## WHAT IS BEING ASKED
Collect all the lines that mention the word "geturl".

──────── TASK DATA

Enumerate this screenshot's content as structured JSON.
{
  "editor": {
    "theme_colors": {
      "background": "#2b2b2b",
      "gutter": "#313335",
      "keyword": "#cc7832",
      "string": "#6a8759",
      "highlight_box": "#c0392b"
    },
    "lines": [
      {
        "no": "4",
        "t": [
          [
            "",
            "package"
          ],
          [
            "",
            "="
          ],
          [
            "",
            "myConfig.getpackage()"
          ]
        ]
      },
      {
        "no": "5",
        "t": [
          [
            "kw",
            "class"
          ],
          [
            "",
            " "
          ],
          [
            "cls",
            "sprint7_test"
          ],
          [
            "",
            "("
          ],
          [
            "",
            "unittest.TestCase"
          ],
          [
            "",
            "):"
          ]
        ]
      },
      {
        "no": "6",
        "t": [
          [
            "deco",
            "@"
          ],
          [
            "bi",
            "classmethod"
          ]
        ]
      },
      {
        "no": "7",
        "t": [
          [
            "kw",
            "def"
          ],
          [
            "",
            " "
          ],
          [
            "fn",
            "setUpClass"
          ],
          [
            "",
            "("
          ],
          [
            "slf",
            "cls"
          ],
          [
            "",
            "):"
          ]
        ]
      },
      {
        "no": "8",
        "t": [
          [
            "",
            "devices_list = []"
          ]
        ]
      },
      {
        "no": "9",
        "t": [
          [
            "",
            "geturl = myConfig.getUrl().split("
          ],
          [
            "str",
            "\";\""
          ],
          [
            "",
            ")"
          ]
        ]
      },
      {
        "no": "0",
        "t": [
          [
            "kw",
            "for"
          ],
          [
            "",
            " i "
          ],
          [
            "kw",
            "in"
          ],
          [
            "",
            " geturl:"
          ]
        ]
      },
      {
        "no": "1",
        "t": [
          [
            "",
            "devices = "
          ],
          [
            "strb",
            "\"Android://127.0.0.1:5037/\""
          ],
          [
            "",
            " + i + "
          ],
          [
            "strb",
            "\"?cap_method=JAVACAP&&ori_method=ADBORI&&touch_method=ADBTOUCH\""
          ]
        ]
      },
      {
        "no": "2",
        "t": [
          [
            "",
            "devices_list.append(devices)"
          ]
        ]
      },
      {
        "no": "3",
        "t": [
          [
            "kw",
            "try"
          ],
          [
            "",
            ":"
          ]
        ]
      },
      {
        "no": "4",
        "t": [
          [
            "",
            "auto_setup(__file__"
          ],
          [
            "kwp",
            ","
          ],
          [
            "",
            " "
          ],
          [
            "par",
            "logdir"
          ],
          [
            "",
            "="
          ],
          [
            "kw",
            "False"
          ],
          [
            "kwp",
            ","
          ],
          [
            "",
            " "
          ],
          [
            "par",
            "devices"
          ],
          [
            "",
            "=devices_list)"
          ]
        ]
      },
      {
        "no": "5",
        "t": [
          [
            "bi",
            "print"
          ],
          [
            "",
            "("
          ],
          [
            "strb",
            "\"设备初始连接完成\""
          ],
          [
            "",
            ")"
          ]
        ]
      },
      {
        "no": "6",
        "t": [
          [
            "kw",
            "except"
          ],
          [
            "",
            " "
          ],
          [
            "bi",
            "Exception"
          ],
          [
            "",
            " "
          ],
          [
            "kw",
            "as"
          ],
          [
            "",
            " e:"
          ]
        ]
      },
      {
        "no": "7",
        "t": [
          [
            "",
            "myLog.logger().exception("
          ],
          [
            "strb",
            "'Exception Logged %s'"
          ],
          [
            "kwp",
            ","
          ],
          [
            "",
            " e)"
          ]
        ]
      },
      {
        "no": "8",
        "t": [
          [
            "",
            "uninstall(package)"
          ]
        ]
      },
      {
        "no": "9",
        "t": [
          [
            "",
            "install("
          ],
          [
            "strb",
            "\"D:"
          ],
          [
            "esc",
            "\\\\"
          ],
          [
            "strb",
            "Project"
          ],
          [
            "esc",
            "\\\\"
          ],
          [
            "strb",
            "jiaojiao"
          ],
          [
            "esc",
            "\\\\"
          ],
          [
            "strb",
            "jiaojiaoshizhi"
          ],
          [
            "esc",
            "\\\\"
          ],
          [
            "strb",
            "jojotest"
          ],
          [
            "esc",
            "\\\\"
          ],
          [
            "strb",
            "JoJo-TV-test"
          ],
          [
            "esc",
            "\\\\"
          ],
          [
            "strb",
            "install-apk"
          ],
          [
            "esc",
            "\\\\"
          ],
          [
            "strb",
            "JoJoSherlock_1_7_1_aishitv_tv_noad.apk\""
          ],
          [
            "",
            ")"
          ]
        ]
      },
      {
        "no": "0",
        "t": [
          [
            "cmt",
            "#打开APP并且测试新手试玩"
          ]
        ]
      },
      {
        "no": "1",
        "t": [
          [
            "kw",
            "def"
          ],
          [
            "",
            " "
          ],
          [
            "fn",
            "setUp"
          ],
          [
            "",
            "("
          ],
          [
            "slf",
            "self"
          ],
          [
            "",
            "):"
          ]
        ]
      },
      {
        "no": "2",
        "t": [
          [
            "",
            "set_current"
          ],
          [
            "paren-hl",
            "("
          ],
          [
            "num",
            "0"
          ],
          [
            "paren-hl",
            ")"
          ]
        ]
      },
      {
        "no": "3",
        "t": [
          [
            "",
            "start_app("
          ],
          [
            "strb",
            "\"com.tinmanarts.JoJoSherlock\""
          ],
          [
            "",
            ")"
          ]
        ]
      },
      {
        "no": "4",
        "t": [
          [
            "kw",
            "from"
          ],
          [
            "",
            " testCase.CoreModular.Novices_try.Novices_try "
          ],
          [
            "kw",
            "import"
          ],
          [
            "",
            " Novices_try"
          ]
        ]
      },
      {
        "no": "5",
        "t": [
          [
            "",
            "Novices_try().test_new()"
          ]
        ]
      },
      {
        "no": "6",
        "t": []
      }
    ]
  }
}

────────────────

## RESPONSE TO THIS EXERCISE
            "geturl = myConfig.getUrl().split("
            " geturl:"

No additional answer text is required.